Task objective:
Read the data and repeat it in full, exactly.

Supplied data:
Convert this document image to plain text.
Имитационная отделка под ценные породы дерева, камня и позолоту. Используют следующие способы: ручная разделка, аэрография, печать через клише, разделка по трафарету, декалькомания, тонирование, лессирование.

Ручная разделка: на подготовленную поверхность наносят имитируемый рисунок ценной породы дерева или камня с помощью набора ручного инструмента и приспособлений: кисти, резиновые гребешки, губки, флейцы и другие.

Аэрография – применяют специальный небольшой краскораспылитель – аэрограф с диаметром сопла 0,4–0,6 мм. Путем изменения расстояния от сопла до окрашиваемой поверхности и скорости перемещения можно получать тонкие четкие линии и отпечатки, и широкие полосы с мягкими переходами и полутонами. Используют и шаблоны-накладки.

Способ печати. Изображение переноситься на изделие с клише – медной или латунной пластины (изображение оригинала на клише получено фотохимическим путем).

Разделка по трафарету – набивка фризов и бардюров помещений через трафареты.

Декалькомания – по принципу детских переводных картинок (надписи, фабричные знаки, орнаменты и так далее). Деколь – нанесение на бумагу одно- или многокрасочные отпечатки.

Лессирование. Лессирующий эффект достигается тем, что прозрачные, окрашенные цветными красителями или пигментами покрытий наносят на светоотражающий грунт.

Problem solution:
Convert this document image to plain text.
Имитационная отделка под ценные породы дерева, камня и позолоту. Используют следующие способы: ручная разделка, аэрография, печать через клише, разделка по трафарету, декалькомания, тонирование, лессирование.

Ручная разделка: на подготовленную поверхность наносят имитируемый рисунок ценной породы дерева или камня с помощью набора ручного инструмента и приспособлений: кисти, резиновые гребешки, губки, флейцы и другие.

Аэрография – применяют специальный небольшой краскораспылитель – аэрограф с диаметром сопла 0,4–0,6 мм. Путем изменения расстояния от сопла до окрашиваемой поверхности и скорости перемещения можно получать тонкие четкие линии и отпечатки, и широкие полосы с мягкими переходами и полутонами. Используют и шаблоны-накладки.

Способ печати. Изображение переноситься на изделие с клише – медной или латунной пластины (изображение оригинала на клише получено фотохимическим путем).

Разделка по трафарету – набивка фризов и бардюров помещений через трафареты.

Декалькомания – по принципу детских переводных картинок (надписи, фабричные знаки, орнаменты и так далее). Деколь – нанесение на бумагу одно- или многокрасочные отпечатки.

Лессирование. Лессирующий эффект достигается тем, что прозрачные, окрашенные цветными красителями или пигментами покрытий наносят на светоотражающий грунт.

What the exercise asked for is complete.